═══ Provided data ═══
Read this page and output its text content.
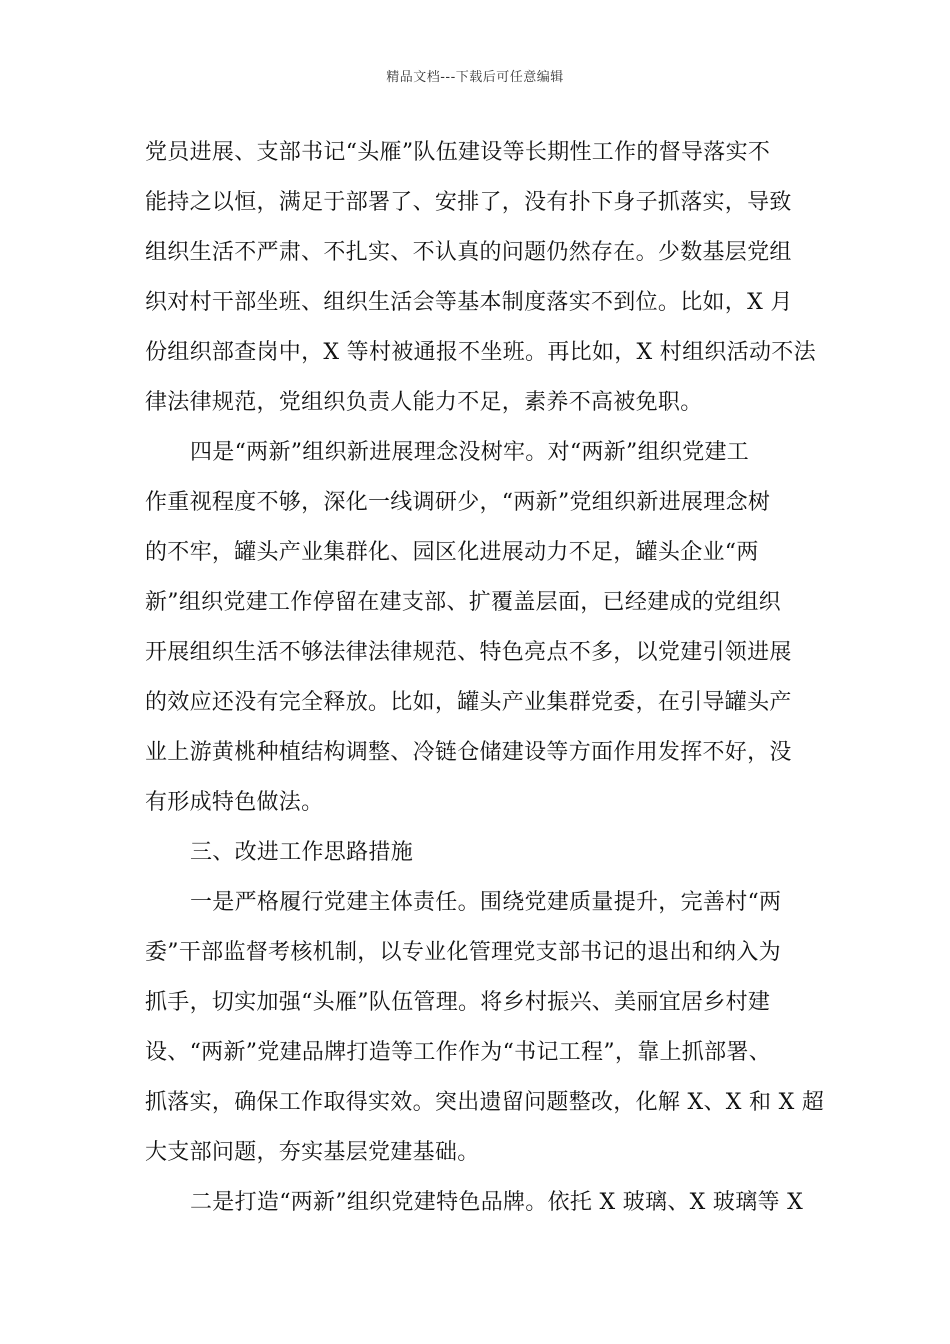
精品文档---下载后可任意编辑
党员进展、支部书记“头雁”队伍建设等长期性工作的督导落实不
能持之以恒，满足于部署了、安排了，没有扑下身子抓落实，导致
组织生活不严肃、不扎实、不认真的问题仍然存在。少数基层党组
织对村干部坐班、组织生活会等基本制度落实不到位。比如，X 月
份组织部查岗中，X 等村被通报不坐班。再比如，X 村组织活动不法
律法律规范，党组织负责人能力不足，素养不高被免职。
四是“两新”组织新进展理念没树牢。对“两新”组织党建工
作重视程度不够，深化一线调研少，“两新”党组织新进展理念树
的不牢，罐头产业集群化、园区化进展动力不足，罐头企业“两
新”组织党建工作停留在建支部、扩覆盖层面，已经建成的党组织
开展组织生活不够法律法律规范、特色亮点不多，以党建引领进展
的效应还没有完全释放。比如，罐头产业集群党委，在引导罐头产
业上游黄桃种植结构调整、冷链仓储建设等方面作用发挥不好，没
有形成特色做法。
三、改进工作思路措施
一是严格履行党建主体责任。围绕党建质量提升，完善村“两
委”干部监督考核机制，以专业化管理党支部书记的退出和纳入为
抓手，切实加强“头雁”队伍管理。将乡村振兴、美丽宜居乡村建
设、“两新”党建品牌打造等工作作为“书记工程”，靠上抓部署、
抓落实，确保工作取得实效。突出遗留问题整改，化解 X、X 和 X 超
大支部问题，夯实基层党建基础。
二是打造“两新”组织党建特色品牌。依托 X 玻璃、X 玻璃等 X
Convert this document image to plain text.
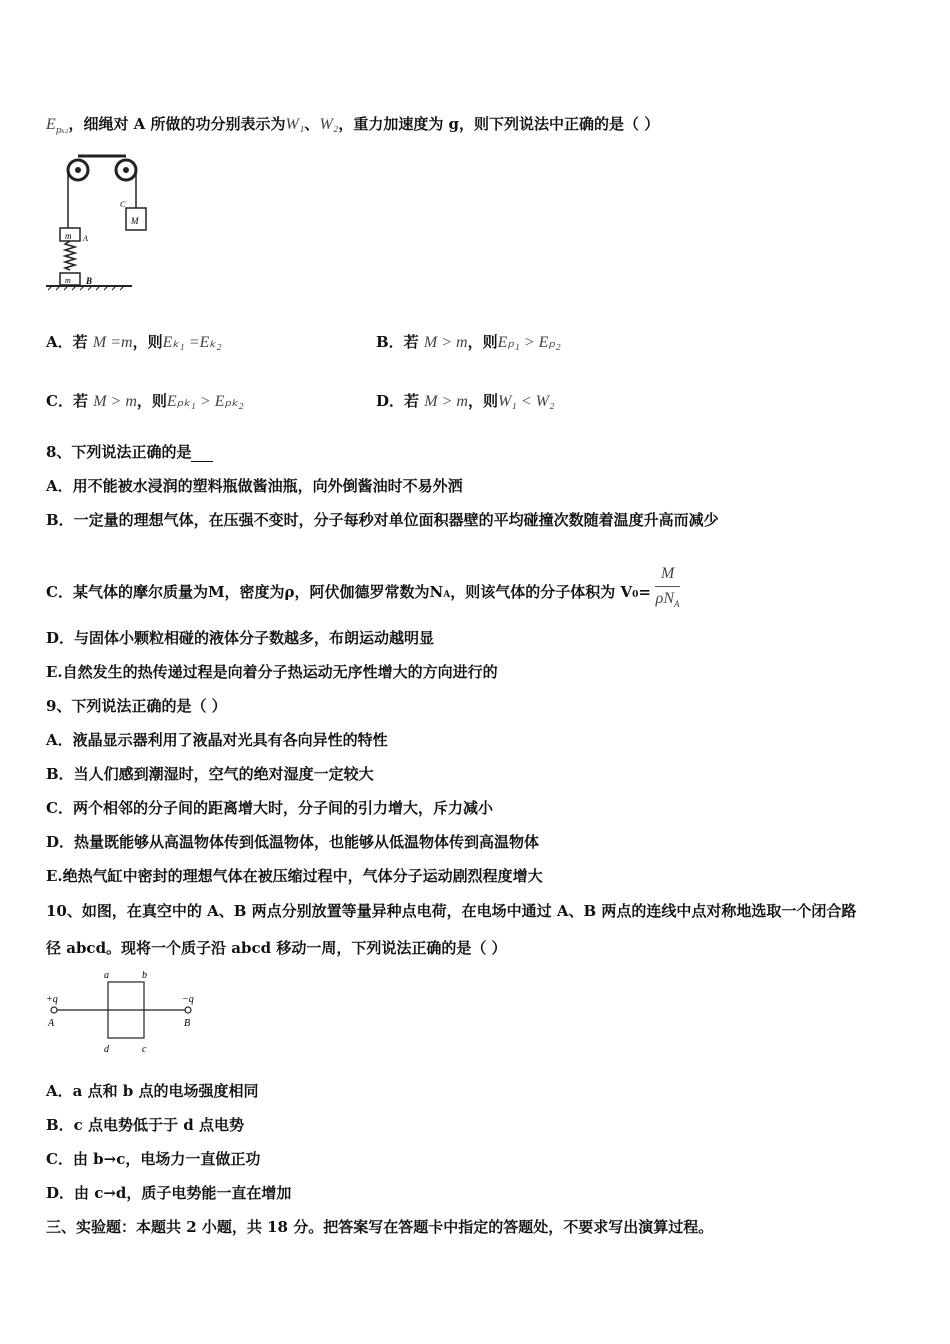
$E_{p_{k2}}$，细绳对 A 所做的功分别表示为W₁、W₂，重力加速度为 g，则下列说法中正确的是（ ）
m A
m B
M
C
A．若 M =m，则Eₖ₁ =Eₖ₂	B．若 M > m，则Eₚ₁ > Eₚ₂
C．若 M > m，则Eₚₖ₁ > Eₚₖ₂	D．若 M > m，则W₁ < W₂
8、下列说法正确的是
A．用不能被水浸润的塑料瓶做酱油瓶，向外倒酱油时不易外洒
B．一定量的理想气体，在压强不变时，分子每秒对单位面积器壁的平均碰撞次数随着温度升高而减少
C．某气体的摩尔质量为M，密度为ρ，阿伏伽德罗常数为NA，则该气体的分子体积为 $V0= \frac{M}{\rho N_A}$
D．与固体小颗粒相碰的液体分子数越多，布朗运动越明显
E.自然发生的热传递过程是向着分子热运动无序性增大的方向进行的
9、下列说法正确的是（ ）
A．液晶显示器利用了液晶对光具有各向异性的特性
B．当人们感到潮湿时，空气的绝对湿度一定较大
C．两个相邻的分子间的距离增大时，分子间的引力增大，斥力减小
D．热量既能够从高温物体传到低温物体，也能够从低温物体传到高温物体
E.绝热气缸中密封的理想气体在被压缩过程中，气体分子运动剧烈程度增大
10、如图，在真空中的 A、B 两点分别放置等量异种点电荷，在电场中通过 A、B 两点的连线中点对称地选取一个闭合路
径 abcd。现将一个质子沿 abcd 移动一周，下列说法正确的是（ ）
+q
A
−q
B
a	b
c
d
A．a 点和 b 点的电场强度相同
B．c 点电势低于于 d 点电势
C．由 b→c，电场力一直做正功
D．由 c→d，质子电势能一直在增加
三、实验题：本题共 2 小题，共 18 分。把答案写在答题卡中指定的答题处，不要求写出演算过程。
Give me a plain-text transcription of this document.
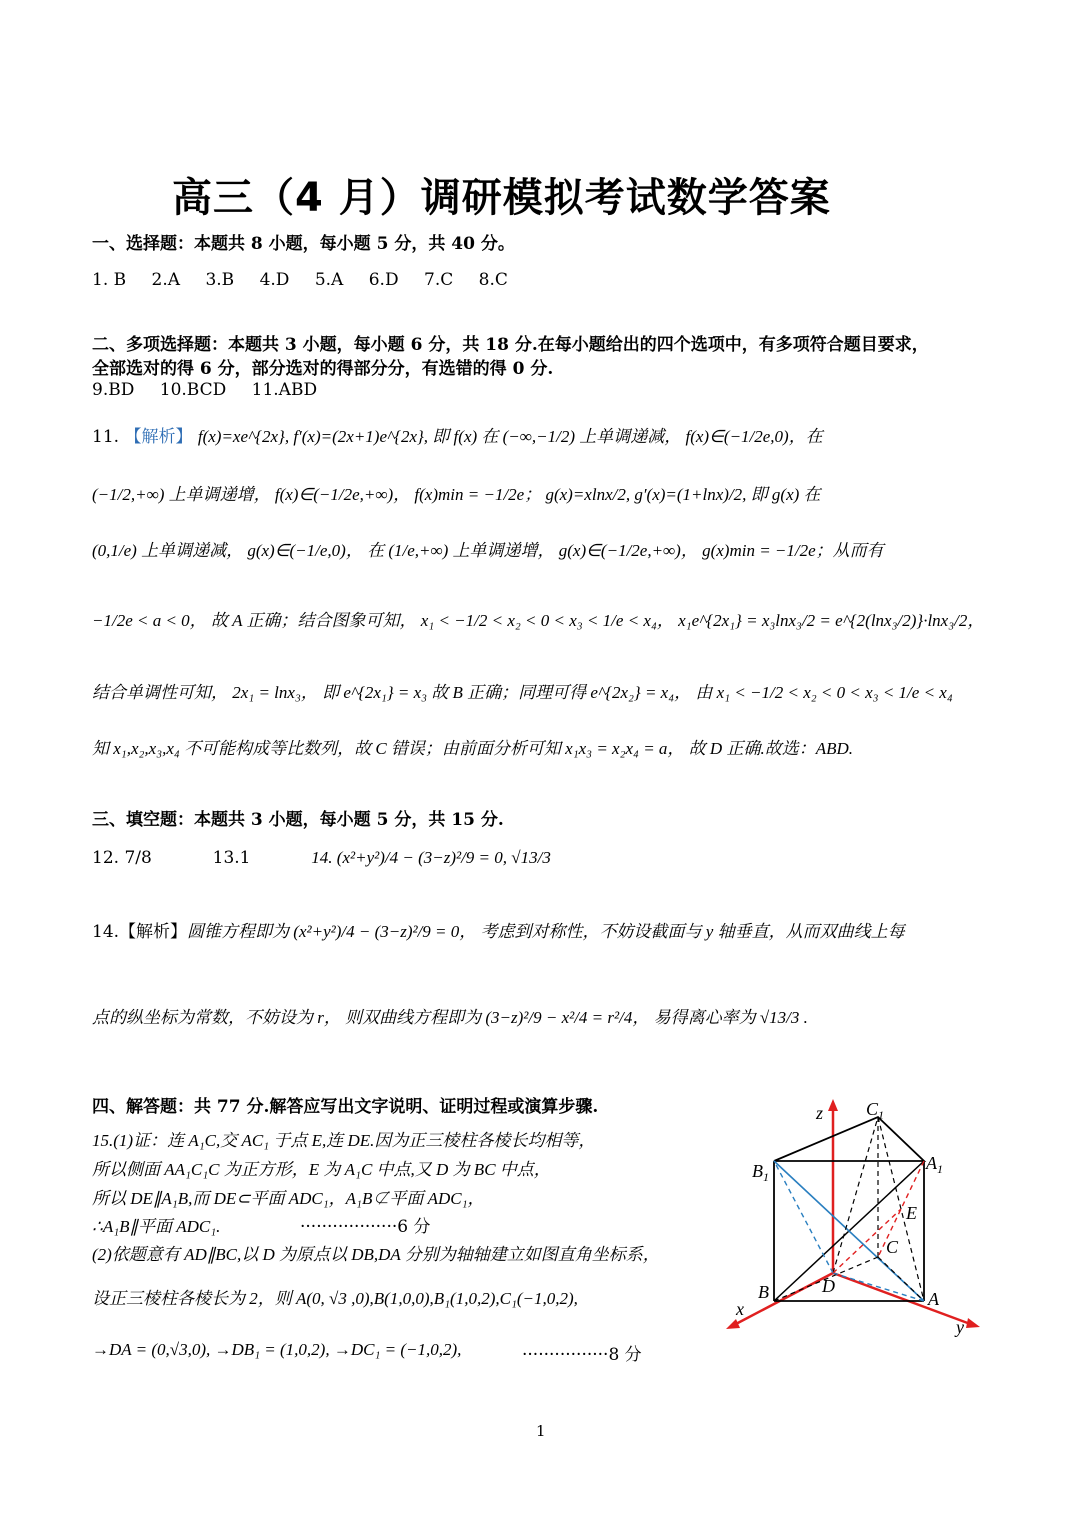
高三（4 月）调研模拟考试数学答案
一、选择题：本题共 8 小题，每小题 5 分，共 40 分。
1. B 2.A 3.B 4.D 5.A 6.D 7.C 8.C
二、多项选择题：本题共 3 小题，每小题 6 分，共 18 分.在每小题给出的四个选项中，有多项符合题目要求，
全部选对的得 6 分，部分选对的得部分分，有选错的得 0 分.
9.BD 10.BCD 11.ABD
11. 【解析】 f(x)=xe^{2x}, f′(x)=(2x+1)e^{2x}, 即 f(x) 在 (−∞,−1/2) 上单调递减， f(x)∈(−1/2e,0)，在
(−1/2,+∞) 上单调递增， f(x)∈(−1/2e,+∞)， f(x)min = −1/2e； g(x)=xlnx/2, g′(x)=(1+lnx)/2, 即 g(x) 在
(0,1/e) 上单调递减， g(x)∈(−1/e,0)， 在 (1/e,+∞) 上单调递增， g(x)∈(−1/2e,+∞)， g(x)min = −1/2e；从而有
−1/2e < a < 0， 故 A 正确；结合图象可知， x₁ < −1/2 < x₂ < 0 < x₃ < 1/e < x₄， x₁e^{2x₁} = x₃lnx₃/2 = e^{2(lnx₃/2)}·lnx₃/2，
结合单调性可知， 2x₁ = lnx₃， 即 e^{2x₁} = x₃ 故 B 正确；同理可得 e^{2x₂} = x₄， 由 x₁ < −1/2 < x₂ < 0 < x₃ < 1/e < x₄
知 x₁,x₂,x₃,x₄ 不可能构成等比数列，故 C 错误；由前面分析可知 x₁x₃ = x₂x₄ = a， 故 D 正确.故选：ABD.
三、填空题：本题共 3 小题，每小题 5 分，共 15 分.
12. 7/8	13.1	14. (x²+y²)/4 − (3−z)²/9 = 0, √13/3
14.【解析】圆锥方程即为 (x²+y²)/4 − (3−z)²/9 = 0， 考虑到对称性，不妨设截面与 y 轴垂直，从而双曲线上每
点的纵坐标为常数，不妨设为 r， 则双曲线方程即为 (3−z)²/9 − x²/4 = r²/4， 易得离心率为 √13/3 .
四、解答题：共 77 分.解答应写出文字说明、证明过程或演算步骤.
15.(1)证：连 A₁C,交 AC₁ 于点 E,连 DE.因为正三棱柱各棱长均相等，
所以侧面 AA₁C₁C 为正方形，E 为 A₁C 中点,又 D 为 BC 中点，
所以 DE∥A₁B,而 DE⊂平面 ADC₁，A₁B⊄平面 ADC₁，
∴A₁B∥平面 ADC₁.	··················6 分
(2)依题意有 AD∥BC,以 D 为原点以 DB,DA 分别为轴轴建立如图直角坐标系，
设正三棱柱各棱长为 2，则 A(0, √3 ,0),B(1,0,0),B₁(1,0,2),C₁(−1,0,2),
→DA = (0,√3,0), →DB₁ = (1,0,2), →DC₁ = (−1,0,2),	················8 分
z $C_1$
$B_1$
$A_1$
E
C
D
B	A
x
y
1
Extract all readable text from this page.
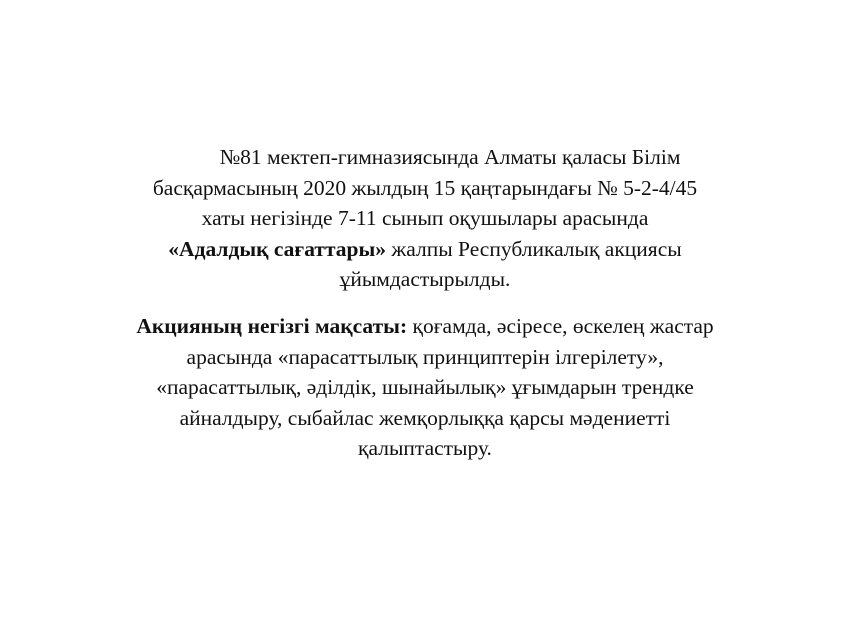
№81 мектеп-гимназиясында Алматы қаласы Білім
басқармасының 2020 жылдың 15 қаңтарындағы № 5-2-4/45
хаты негізінде 7-11 сынып оқушылары арасында
«Адалдық сағаттары» жалпы Республикалық акциясы
ұйымдастырылды.

Акцияның негізгі мақсаты: қоғамда, әсіресе, өскелең жастар
арасында «парасаттылық принциптерін ілгерілету»,
«парасаттылық, әділдік, шынайылық» ұғымдарын трендке
айналдыру, сыбайлас жемқорлыққа қарсы мәдениетті
қалыптастыру.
═══
Using the data above, write out every line exactly, leaving the images behind.

Read this page and output its text content.
精品文档---下载后可任意编辑
党员进展、支部书记“头雁”队伍建设等长期性工作的督导落实不
能持之以恒，满足于部署了、安排了，没有扑下身子抓落实，导致
组织生活不严肃、不扎实、不认真的问题仍然存在。少数基层党组
织对村干部坐班、组织生活会等基本制度落实不到位。比如，X 月
份组织部查岗中，X 等村被通报不坐班。再比如，X 村组织活动不法
律法律规范，党组织负责人能力不足，素养不高被免职。
四是“两新”组织新进展理念没树牢。对“两新”组织党建工
作重视程度不够，深化一线调研少，“两新”党组织新进展理念树
的不牢，罐头产业集群化、园区化进展动力不足，罐头企业“两
新”组织党建工作停留在建支部、扩覆盖层面，已经建成的党组织
开展组织生活不够法律法律规范、特色亮点不多，以党建引领进展
的效应还没有完全释放。比如，罐头产业集群党委，在引导罐头产
业上游黄桃种植结构调整、冷链仓储建设等方面作用发挥不好，没
有形成特色做法。
三、改进工作思路措施
一是严格履行党建主体责任。围绕党建质量提升，完善村“两
委”干部监督考核机制，以专业化管理党支部书记的退出和纳入为
抓手，切实加强“头雁”队伍管理。将乡村振兴、美丽宜居乡村建
设、“两新”党建品牌打造等工作作为“书记工程”，靠上抓部署、
抓落实，确保工作取得实效。突出遗留问题整改，化解 X、X 和 X 超
大支部问题，夯实基层党建基础。
二是打造“两新”组织党建特色品牌。依托 X 玻璃、X 玻璃等 X
Convert this document image to plain text.
$E_{p_{k2}}$，细绳对 A 所做的功分别表示为W₁、W₂，重力加速度为 g，则下列说法中正确的是（ ）
m A
m B
M
C
A．若 M =m，则Eₖ₁ =Eₖ₂	B．若 M > m，则Eₚ₁ > Eₚ₂
C．若 M > m，则Eₚₖ₁ > Eₚₖ₂	D．若 M > m，则W₁ < W₂
8、下列说法正确的是
A．用不能被水浸润的塑料瓶做酱油瓶，向外倒酱油时不易外洒
B．一定量的理想气体，在压强不变时，分子每秒对单位面积器壁的平均碰撞次数随着温度升高而减少
C．某气体的摩尔质量为M，密度为ρ，阿伏伽德罗常数为NA，则该气体的分子体积为 $V0= \frac{M}{\rho N_A}$
D．与固体小颗粒相碰的液体分子数越多，布朗运动越明显
E.自然发生的热传递过程是向着分子热运动无序性增大的方向进行的
9、下列说法正确的是（ ）
A．液晶显示器利用了液晶对光具有各向异性的特性
B．当人们感到潮湿时，空气的绝对湿度一定较大
C．两个相邻的分子间的距离增大时，分子间的引力增大，斥力减小
D．热量既能够从高温物体传到低温物体，也能够从低温物体传到高温物体
E.绝热气缸中密封的理想气体在被压缩过程中，气体分子运动剧烈程度增大
10、如图，在真空中的 A、B 两点分别放置等量异种点电荷，在电场中通过 A、B 两点的连线中点对称地选取一个闭合路
径 abcd。现将一个质子沿 abcd 移动一周，下列说法正确的是（ ）
+q
A
−q
B
a	b
c
d
A．a 点和 b 点的电场强度相同
B．c 点电势低于于 d 点电势
C．由 b→c，电场力一直做正功
D．由 c→d，质子电势能一直在增加
三、实验题：本题共 2 小题，共 18 分。把答案写在答题卡中指定的答题处，不要求写出演算过程。
Give me a plain-text transcription of this document.
高三（4 月）调研模拟考试数学答案
一、选择题：本题共 8 小题，每小题 5 分，共 40 分。
1. B 2.A 3.B 4.D 5.A 6.D 7.C 8.C
二、多项选择题：本题共 3 小题，每小题 6 分，共 18 分.在每小题给出的四个选项中，有多项符合题目要求，
全部选对的得 6 分，部分选对的得部分分，有选错的得 0 分.
9.BD 10.BCD 11.ABD
11. 【解析】 f(x)=xe^{2x}, f′(x)=(2x+1)e^{2x}, 即 f(x) 在 (−∞,−1/2) 上单调递减， f(x)∈(−1/2e,0)，在
(−1/2,+∞) 上单调递增， f(x)∈(−1/2e,+∞)， f(x)min = −1/2e； g(x)=xlnx/2, g′(x)=(1+lnx)/2, 即 g(x) 在
(0,1/e) 上单调递减， g(x)∈(−1/e,0)， 在 (1/e,+∞) 上单调递增， g(x)∈(−1/2e,+∞)， g(x)min = −1/2e；从而有
−1/2e < a < 0， 故 A 正确；结合图象可知， x₁ < −1/2 < x₂ < 0 < x₃ < 1/e < x₄， x₁e^{2x₁} = x₃lnx₃/2 = e^{2(lnx₃/2)}·lnx₃/2，
结合单调性可知， 2x₁ = lnx₃， 即 e^{2x₁} = x₃ 故 B 正确；同理可得 e^{2x₂} = x₄， 由 x₁ < −1/2 < x₂ < 0 < x₃ < 1/e < x₄
知 x₁,x₂,x₃,x₄ 不可能构成等比数列，故 C 错误；由前面分析可知 x₁x₃ = x₂x₄ = a， 故 D 正确.故选：ABD.
三、填空题：本题共 3 小题，每小题 5 分，共 15 分.
12. 7/8	13.1	14. (x²+y²)/4 − (3−z)²/9 = 0, √13/3
14.【解析】圆锥方程即为 (x²+y²)/4 − (3−z)²/9 = 0， 考虑到对称性，不妨设截面与 y 轴垂直，从而双曲线上每
点的纵坐标为常数，不妨设为 r， 则双曲线方程即为 (3−z)²/9 − x²/4 = r²/4， 易得离心率为 √13/3 .
四、解答题：共 77 分.解答应写出文字说明、证明过程或演算步骤.
15.(1)证：连 A₁C,交 AC₁ 于点 E,连 DE.因为正三棱柱各棱长均相等，
所以侧面 AA₁C₁C 为正方形，E 为 A₁C 中点,又 D 为 BC 中点，
所以 DE∥A₁B,而 DE⊂平面 ADC₁，A₁B⊄平面 ADC₁，
∴A₁B∥平面 ADC₁.	··················6 分
(2)依题意有 AD∥BC,以 D 为原点以 DB,DA 分别为轴轴建立如图直角坐标系，
设正三棱柱各棱长为 2，则 A(0, √3 ,0),B(1,0,0),B₁(1,0,2),C₁(−1,0,2),
→DA = (0,√3,0), →DB₁ = (1,0,2), →DC₁ = (−1,0,2),	················8 分
z $C_1$
$B_1$
$A_1$
E
C
D
B	A
x
y
1
Extract all readable text from this page.
№81 мектеп-гимназиясында Алматы қаласы Білім
басқармасының 2020 жылдың 15 қаңтарындағы № 5-2-4/45
хаты негізінде 7-11 сынып оқушылары арасында
«Адалдық сағаттары» жалпы Республикалық акциясы
ұйымдастырылды.

Акцияның негізгі мақсаты: қоғамда, әсіресе, өскелең жастар
арасында «парасаттылық принциптерін ілгерілету»,
«парасаттылық, әділдік, шынайылық» ұғымдарын трендке
айналдыру, сыбайлас жемқорлыққа қарсы мәдениетті
қалыптастыру.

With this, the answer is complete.